= Job =
Copy these lines word for word, leaving out the pictures.

= Supplied records =
/---

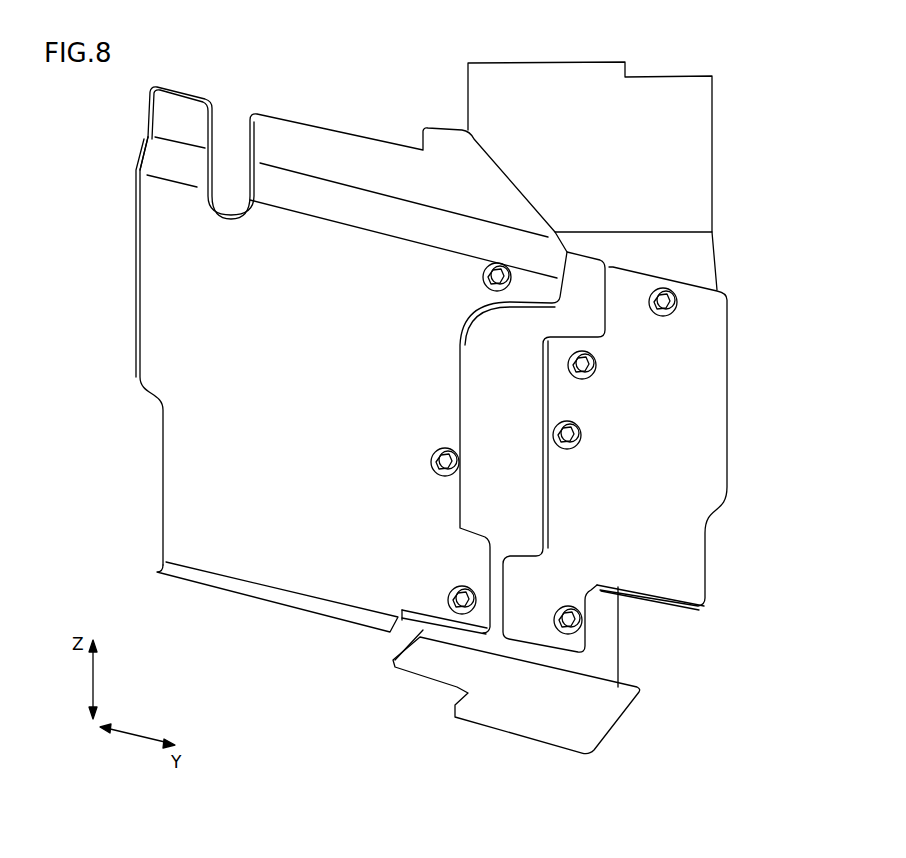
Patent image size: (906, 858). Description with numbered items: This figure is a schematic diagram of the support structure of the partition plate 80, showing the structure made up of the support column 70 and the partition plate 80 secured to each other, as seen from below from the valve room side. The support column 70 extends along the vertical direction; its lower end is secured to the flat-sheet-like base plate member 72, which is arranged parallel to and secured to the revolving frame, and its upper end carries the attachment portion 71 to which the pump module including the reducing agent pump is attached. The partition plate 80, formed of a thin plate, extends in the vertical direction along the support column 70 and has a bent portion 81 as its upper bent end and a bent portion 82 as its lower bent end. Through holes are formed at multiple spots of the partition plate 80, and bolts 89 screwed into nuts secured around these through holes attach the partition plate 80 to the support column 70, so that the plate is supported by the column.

The support column 70 is at (603, 650).
The attachment portion 71 is at (695, 137).
The base plate member 72 is at (597, 720).
The partition plate 80 is at (214, 477).
The bent portion 81 is at (342, 158).
The bent portion 82 is at (220, 583).
The bolts 89 is at (680, 300).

\---

= Answer to this exercise =
Patent image size: (906, 858). Description with numbered items: This figure is a schematic diagram of the support structure of the partition plate 80, showing the structure made up of the support column 70 and the partition plate 80 secured to each other, as seen from below from the valve room side. The support column 70 extends along the vertical direction; its lower end is secured to the flat-sheet-like base plate member 72, which is arranged parallel to and secured to the revolving frame, and its upper end carries the attachment portion 71 to which the pump module including the reducing agent pump is attached. The partition plate 80, formed of a thin plate, extends in the vertical direction along the support column 70 and has a bent portion 81 as its upper bent end and a bent portion 82 as its lower bent end. Through holes are formed at multiple spots of the partition plate 80, and bolts 89 screwed into nuts secured around these through holes attach the partition plate 80 to the support column 70, so that the plate is supported by the column.

The support column 70 is at (603, 650).
The attachment portion 71 is at (695, 137).
The base plate member 72 is at (597, 720).
The partition plate 80 is at (214, 477).
The bent portion 81 is at (342, 158).
The bent portion 82 is at (220, 583).
The bolts 89 is at (680, 300).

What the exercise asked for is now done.